* [OBJECTIVE]: Transcribe the whole listing below without changing a word, but leave out every image.
# START OF SUPPLIED MATERIAL
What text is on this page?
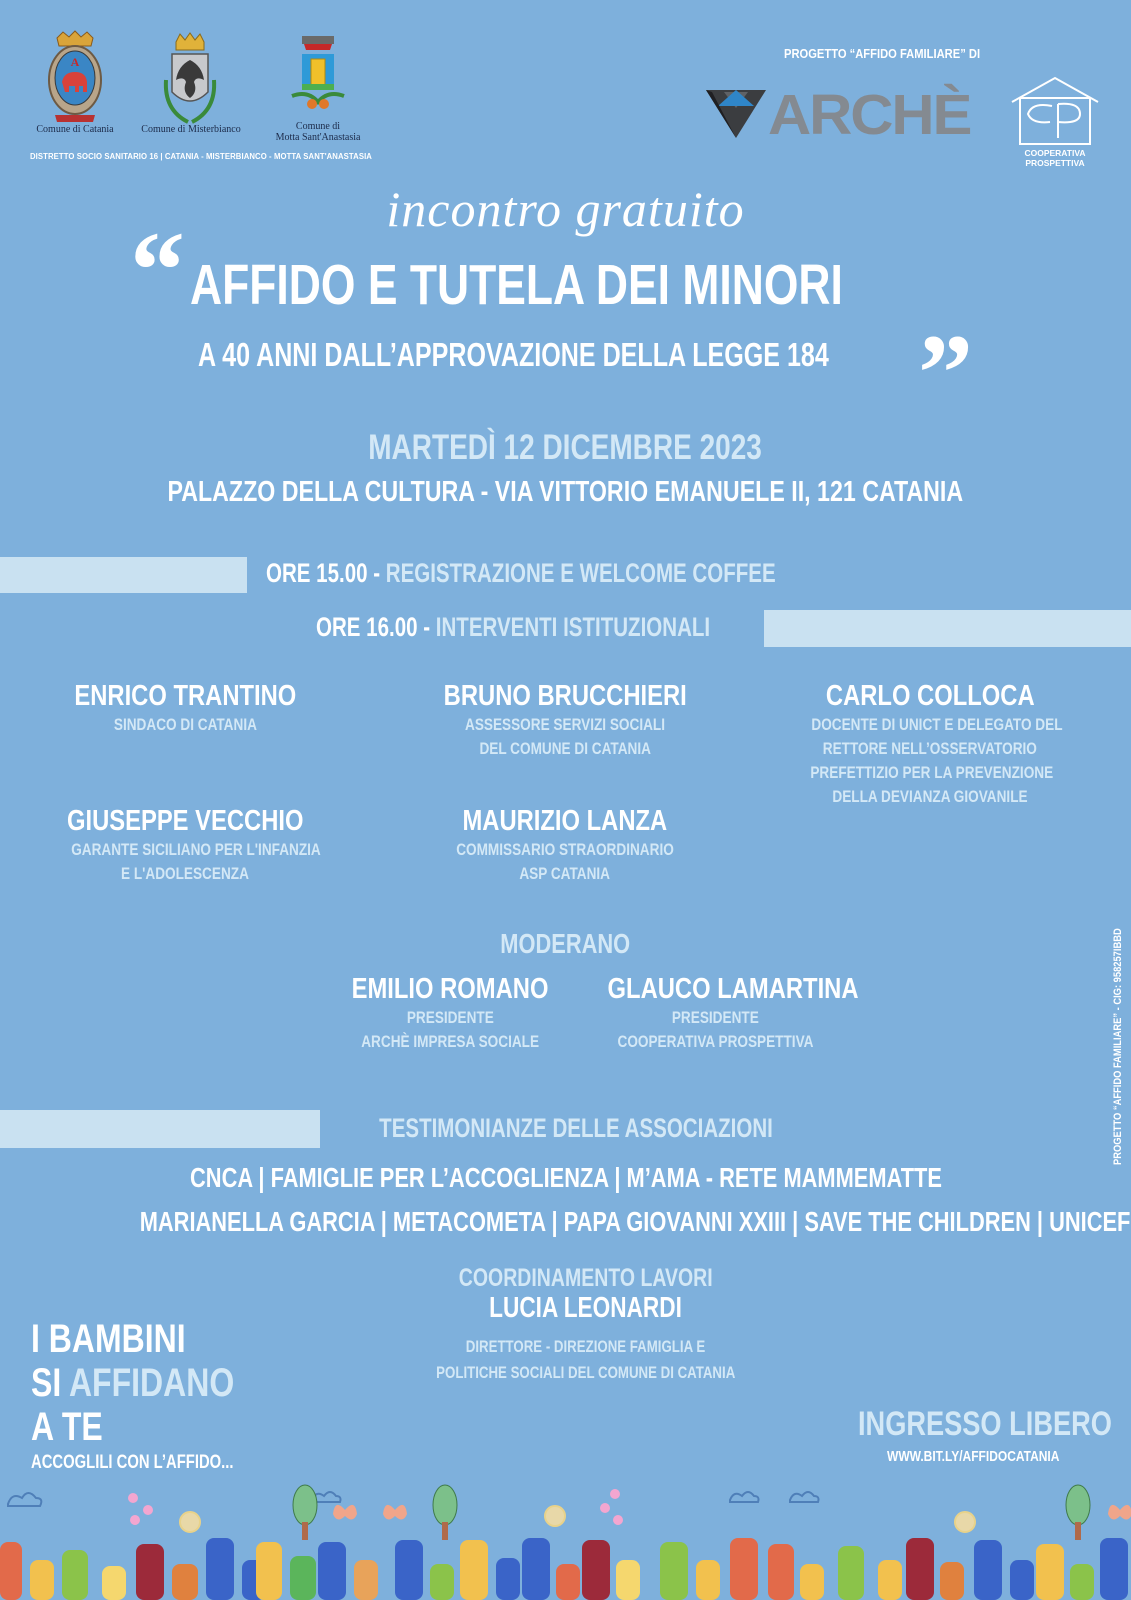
A
Comune di Catania	Comune di Misterbianco	Comune di
Motta Sant'Anastasia
DISTRETTO SOCIO SANITARIO 16 | CATANIA - MISTERBIANCO - MOTTA SANT'ANASTASIA
PROGETTO “AFFIDO FAMILIARE” DI
ARCHÈ
COOPERATIVA
PROSPETTIVA
incontro gratuito
“ AFFIDO E TUTELA DEI MINORI
A 40 ANNI DALL’APPROVAZIONE DELLA LEGGE 184 ”
MARTEDÌ 12 DICEMBRE 2023
PALAZZO DELLA CULTURA - VIA VITTORIO EMANUELE II, 121 CATANIA
ORE 15.00 - REGISTRAZIONE E WELCOME COFFEE
ORE 16.00 - INTERVENTI ISTITUZIONALI
ENRICO TRANTINO
SINDACO DI CATANIA
BRUNO BRUCCHIERI
ASSESSORE SERVIZI SOCIALI
DEL COMUNE DI CATANIA
CARLO COLLOCA
DOCENTE DI UNICT E DELEGATO DEL
RETTORE NELL’OSSERVATORIO
PREFETTIZIO PER LA PREVENZIONE
DELLA DEVIANZA GIOVANILE
GIUSEPPE VECCHIO
GARANTE SICILIANO PER L'INFANZIA
E L'ADOLESCENZA
MAURIZIO LANZA
COMMISSARIO STRAORDINARIO
ASP CATANIA
MODERANO
EMILIO ROMANO
PRESIDENTE
ARCHÈ IMPRESA SOCIALE
GLAUCO LAMARTINA
PRESIDENTE
COOPERATIVA PROSPETTIVA
TESTIMONIANZE DELLE ASSOCIAZIONI
CNCA | FAMIGLIE PER L’ACCOGLIENZA | M’AMA - RETE MAMMEMATTE
MARIANELLA GARCIA | METACOMETA | PAPA GIOVANNI XXIII | SAVE THE CHILDREN | UNICEF
COORDINAMENTO LAVORI
LUCIA LEONARDI
DIRETTORE - DIREZIONE FAMIGLIA E
POLITICHE SOCIALI DEL COMUNE DI CATANIA
I BAMBINI
SI AFFIDANO
A TE
ACCOGLILI CON L’AFFIDO...
INGRESSO LIBERO
WWW.BIT.LY/AFFIDOCATANIA
PROGETTO “AFFIDO FAMILIARE” - CIG: 958257IBBD
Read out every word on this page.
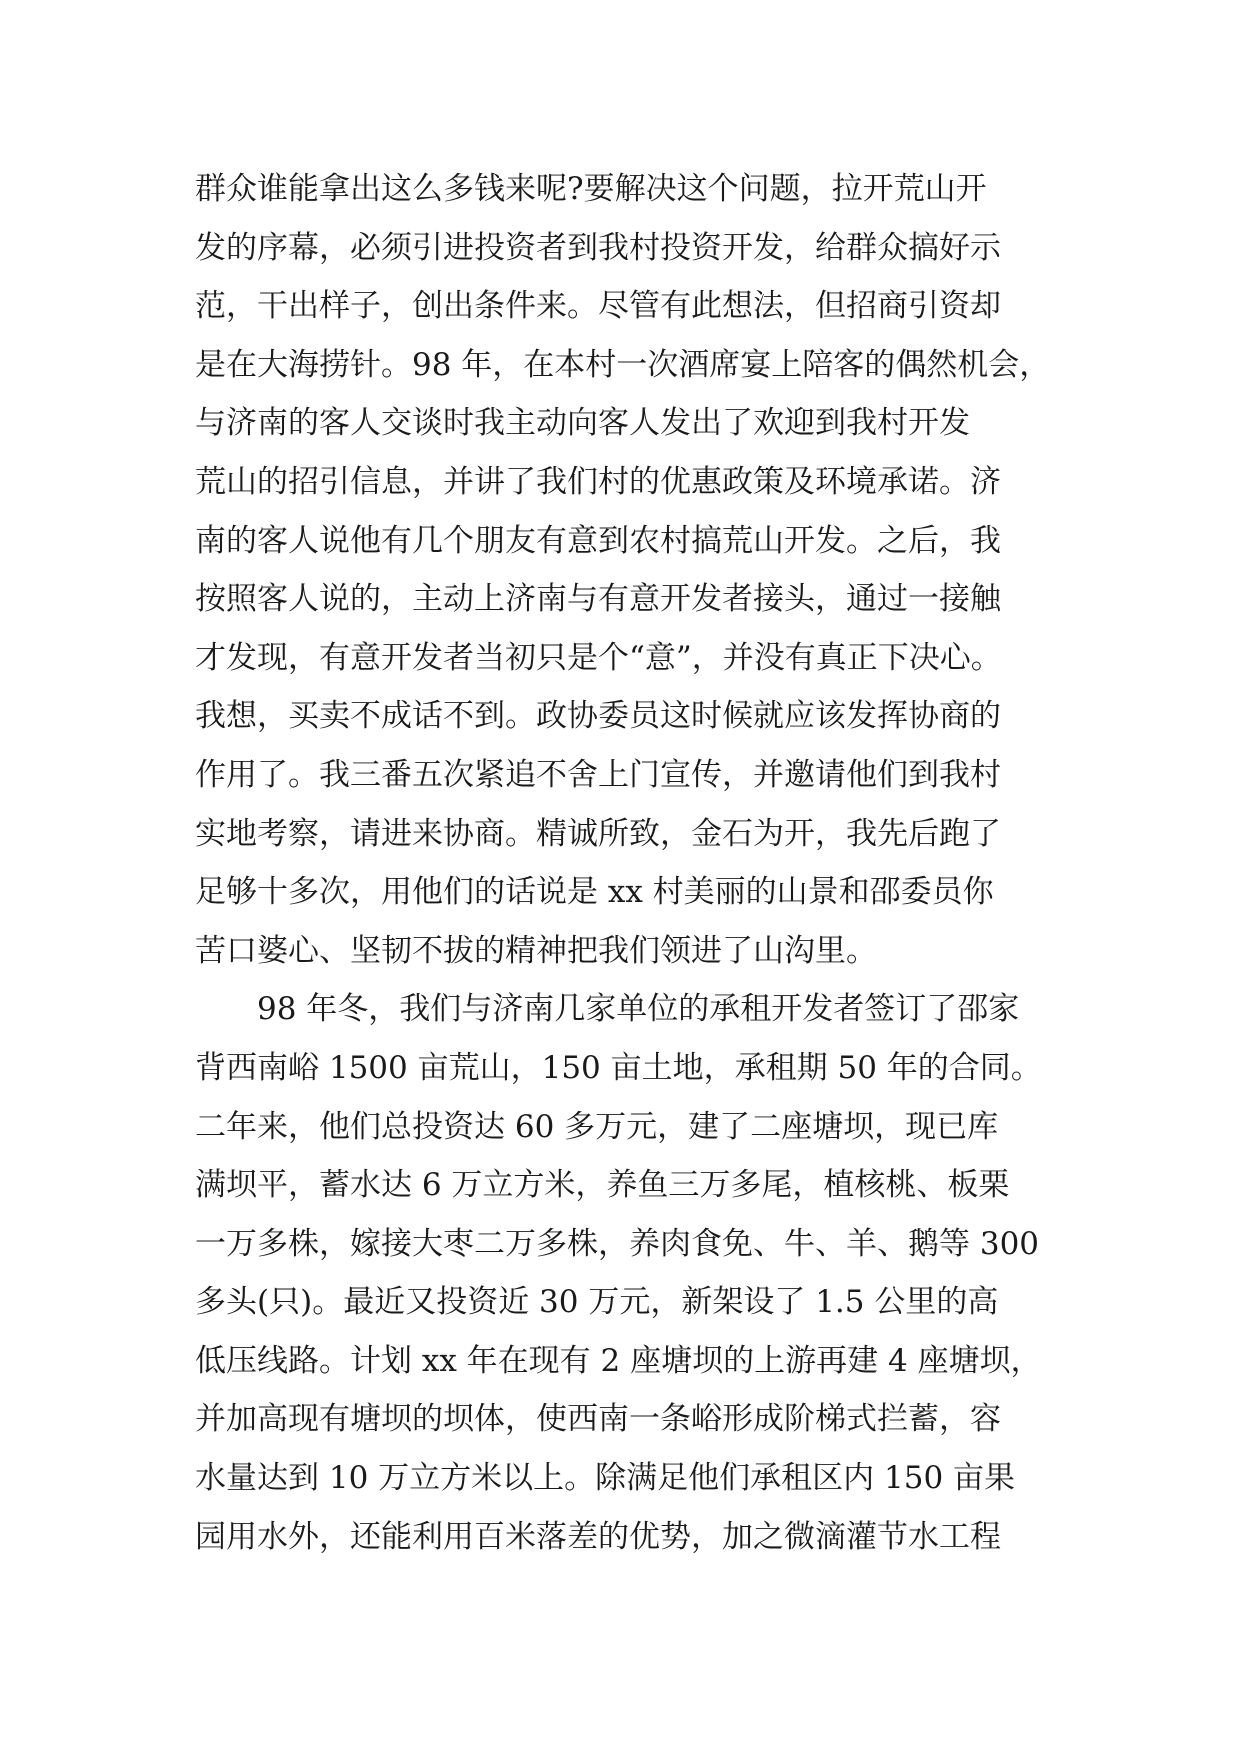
群众谁能拿出这么多钱来呢?要解决这个问题，拉开荒山开
发的序幕，必须引进投资者到我村投资开发，给群众搞好示
范，干出样子，创出条件来。尽管有此想法，但招商引资却
是在大海捞针。98 年，在本村一次酒席宴上陪客的偶然机会，
与济南的客人交谈时我主动向客人发出了欢迎到我村开发
荒山的招引信息，并讲了我们村的优惠政策及环境承诺。济
南的客人说他有几个朋友有意到农村搞荒山开发。之后，我
按照客人说的，主动上济南与有意开发者接头，通过一接触
才发现，有意开发者当初只是个“意”，并没有真正下决心。
我想，买卖不成话不到。政协委员这时候就应该发挥协商的
作用了。我三番五次紧追不舍上门宣传，并邀请他们到我村
实地考察，请进来协商。精诚所致，金石为开，我先后跑了
足够十多次，用他们的话说是 xx 村美丽的山景和邵委员你
苦口婆心、坚韧不拔的精神把我们领进了山沟里。
98 年冬，我们与济南几家单位的承租开发者签订了邵家
背西南峪 1500 亩荒山，150 亩土地，承租期 50 年的合同。
二年来，他们总投资达 60 多万元，建了二座塘坝，现已库
满坝平，蓄水达 6 万立方米，养鱼三万多尾，植核桃、板栗
一万多株，嫁接大枣二万多株，养肉食免、牛、羊、鹅等 300
多头(只)。最近又投资近 30 万元，新架设了 1.5 公里的高
低压线路。计划 xx 年在现有 2 座塘坝的上游再建 4 座塘坝，
并加高现有塘坝的坝体，使西南一条峪形成阶梯式拦蓄，容
水量达到 10 万立方米以上。除满足他们承租区内 150 亩果
园用水外，还能利用百米落差的优势，加之微滴灌节水工程
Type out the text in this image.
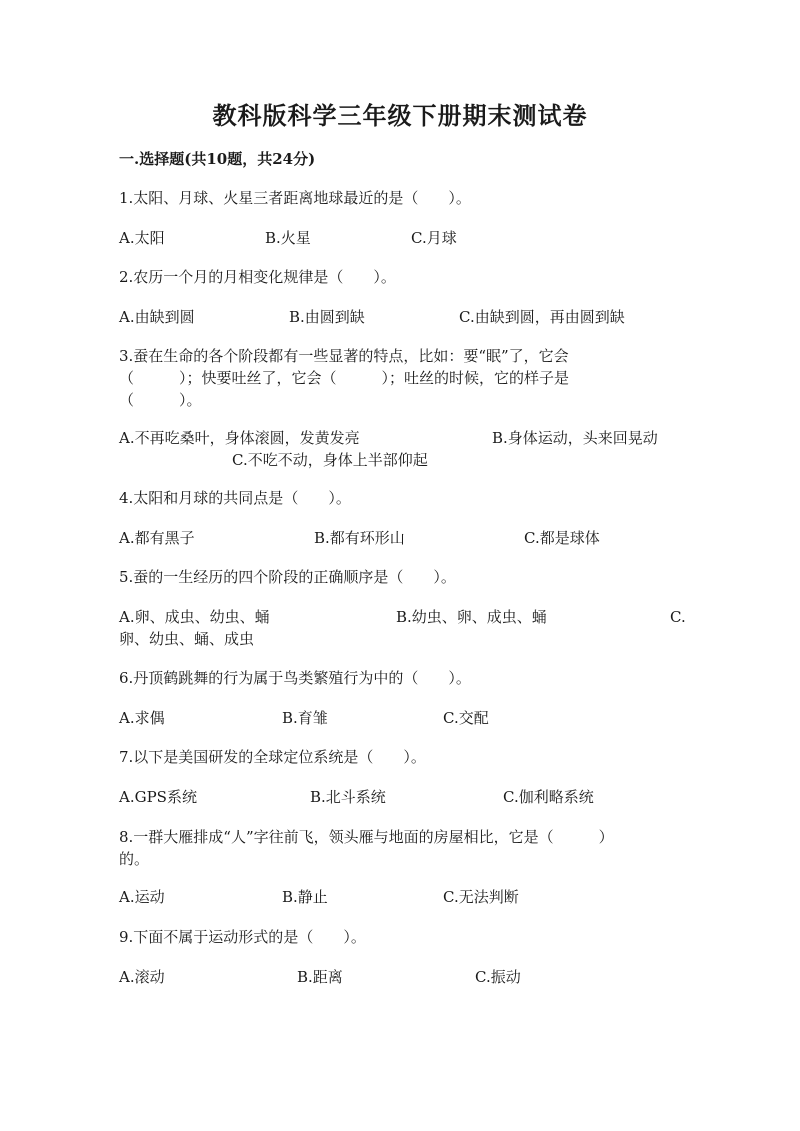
教科版科学三年级下册期末测试卷
一.选择题(共10题，共24分)
1.太阳、月球、火星三者距离地球最近的是（　　）。
A.太阳	B.火星	C.月球
2.农历一个月的月相变化规律是（　　）。
A.由缺到圆	B.由圆到缺	C.由缺到圆，再由圆到缺
3.蚕在生命的各个阶段都有一些显著的特点，比如：要“眠”了，它会
（　　　）；快要吐丝了，它会（　　　）；吐丝的时候，它的样子是
（　　　）。
A.不再吃桑叶，身体滚圆，发黄发亮	B.身体运动，头来回晃动
C.不吃不动，身体上半部仰起
4.太阳和月球的共同点是（　　）。
A.都有黑子	B.都有环形山	C.都是球体
5.蚕的一生经历的四个阶段的正确顺序是（　　）。
A.卵、成虫、幼虫、蛹	B.幼虫、卵、成虫、蛹	C.
卵、幼虫、蛹、成虫
6.丹顶鹤跳舞的行为属于鸟类繁殖行为中的（　　）。
A.求偶	B.育雏	C.交配
7.以下是美国研发的全球定位系统是（　　）。
A.GPS系统	B.北斗系统	C.伽利略系统
8.一群大雁排成“人”字往前飞，领头雁与地面的房屋相比，它是（　　　）
的。
A.运动	B.静止	C.无法判断
9.下面不属于运动形式的是（　　）。
A.滚动	B.距离	C.振动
# END OF SUPPLIED MATERIAL
* [FULL SOLUTION]:
What text is on this page?
A
Comune di Catania	Comune di Misterbianco	Comune di
Motta Sant'Anastasia
DISTRETTO SOCIO SANITARIO 16 | CATANIA - MISTERBIANCO - MOTTA SANT'ANASTASIA
PROGETTO “AFFIDO FAMILIARE” DI
ARCHÈ
COOPERATIVA
PROSPETTIVA
incontro gratuito
“ AFFIDO E TUTELA DEI MINORI
A 40 ANNI DALL’APPROVAZIONE DELLA LEGGE 184 ”
MARTEDÌ 12 DICEMBRE 2023
PALAZZO DELLA CULTURA - VIA VITTORIO EMANUELE II, 121 CATANIA
ORE 15.00 - REGISTRAZIONE E WELCOME COFFEE
ORE 16.00 - INTERVENTI ISTITUZIONALI
ENRICO TRANTINO
SINDACO DI CATANIA
BRUNO BRUCCHIERI
ASSESSORE SERVIZI SOCIALI
DEL COMUNE DI CATANIA
CARLO COLLOCA
DOCENTE DI UNICT E DELEGATO DEL
RETTORE NELL’OSSERVATORIO
PREFETTIZIO PER LA PREVENZIONE
DELLA DEVIANZA GIOVANILE
GIUSEPPE VECCHIO
GARANTE SICILIANO PER L'INFANZIA
E L'ADOLESCENZA
MAURIZIO LANZA
COMMISSARIO STRAORDINARIO
ASP CATANIA
MODERANO
EMILIO ROMANO
PRESIDENTE
ARCHÈ IMPRESA SOCIALE
GLAUCO LAMARTINA
PRESIDENTE
COOPERATIVA PROSPETTIVA
TESTIMONIANZE DELLE ASSOCIAZIONI
CNCA | FAMIGLIE PER L’ACCOGLIENZA | M’AMA - RETE MAMMEMATTE
MARIANELLA GARCIA | METACOMETA | PAPA GIOVANNI XXIII | SAVE THE CHILDREN | UNICEF
COORDINAMENTO LAVORI
LUCIA LEONARDI
DIRETTORE - DIREZIONE FAMIGLIA E
POLITICHE SOCIALI DEL COMUNE DI CATANIA
I BAMBINI
SI AFFIDANO
A TE
ACCOGLILI CON L’AFFIDO...
INGRESSO LIBERO
WWW.BIT.LY/AFFIDOCATANIA
PROGETTO “AFFIDO FAMILIARE” - CIG: 958257IBBD
Read out every word on this page.
群众谁能拿出这么多钱来呢?要解决这个问题，拉开荒山开
发的序幕，必须引进投资者到我村投资开发，给群众搞好示
范，干出样子，创出条件来。尽管有此想法，但招商引资却
是在大海捞针。98 年，在本村一次酒席宴上陪客的偶然机会，
与济南的客人交谈时我主动向客人发出了欢迎到我村开发
荒山的招引信息，并讲了我们村的优惠政策及环境承诺。济
南的客人说他有几个朋友有意到农村搞荒山开发。之后，我
按照客人说的，主动上济南与有意开发者接头，通过一接触
才发现，有意开发者当初只是个“意”，并没有真正下决心。
我想，买卖不成话不到。政协委员这时候就应该发挥协商的
作用了。我三番五次紧追不舍上门宣传，并邀请他们到我村
实地考察，请进来协商。精诚所致，金石为开，我先后跑了
足够十多次，用他们的话说是 xx 村美丽的山景和邵委员你
苦口婆心、坚韧不拔的精神把我们领进了山沟里。
98 年冬，我们与济南几家单位的承租开发者签订了邵家
背西南峪 1500 亩荒山，150 亩土地，承租期 50 年的合同。
二年来，他们总投资达 60 多万元，建了二座塘坝，现已库
满坝平，蓄水达 6 万立方米，养鱼三万多尾，植核桃、板栗
一万多株，嫁接大枣二万多株，养肉食免、牛、羊、鹅等 300
多头(只)。最近又投资近 30 万元，新架设了 1.5 公里的高
低压线路。计划 xx 年在现有 2 座塘坝的上游再建 4 座塘坝，
并加高现有塘坝的坝体，使西南一条峪形成阶梯式拦蓄，容
水量达到 10 万立方米以上。除满足他们承租区内 150 亩果
园用水外，还能利用百米落差的优势，加之微滴灌节水工程
Type out the text in this image.
教科版科学三年级下册期末测试卷
一.选择题(共10题，共24分)
1.太阳、月球、火星三者距离地球最近的是（　　）。
A.太阳	B.火星	C.月球
2.农历一个月的月相变化规律是（　　）。
A.由缺到圆	B.由圆到缺	C.由缺到圆，再由圆到缺
3.蚕在生命的各个阶段都有一些显著的特点，比如：要“眠”了，它会
（　　　）；快要吐丝了，它会（　　　）；吐丝的时候，它的样子是
（　　　）。
A.不再吃桑叶，身体滚圆，发黄发亮	B.身体运动，头来回晃动
C.不吃不动，身体上半部仰起
4.太阳和月球的共同点是（　　）。
A.都有黑子	B.都有环形山	C.都是球体
5.蚕的一生经历的四个阶段的正确顺序是（　　）。
A.卵、成虫、幼虫、蛹	B.幼虫、卵、成虫、蛹	C.
卵、幼虫、蛹、成虫
6.丹顶鹤跳舞的行为属于鸟类繁殖行为中的（　　）。
A.求偶	B.育雏	C.交配
7.以下是美国研发的全球定位系统是（　　）。
A.GPS系统	B.北斗系统	C.伽利略系统
8.一群大雁排成“人”字往前飞，领头雁与地面的房屋相比，它是（　　　）
的。
A.运动	B.静止	C.无法判断
9.下面不属于运动形式的是（　　）。
A.滚动	B.距离	C.振动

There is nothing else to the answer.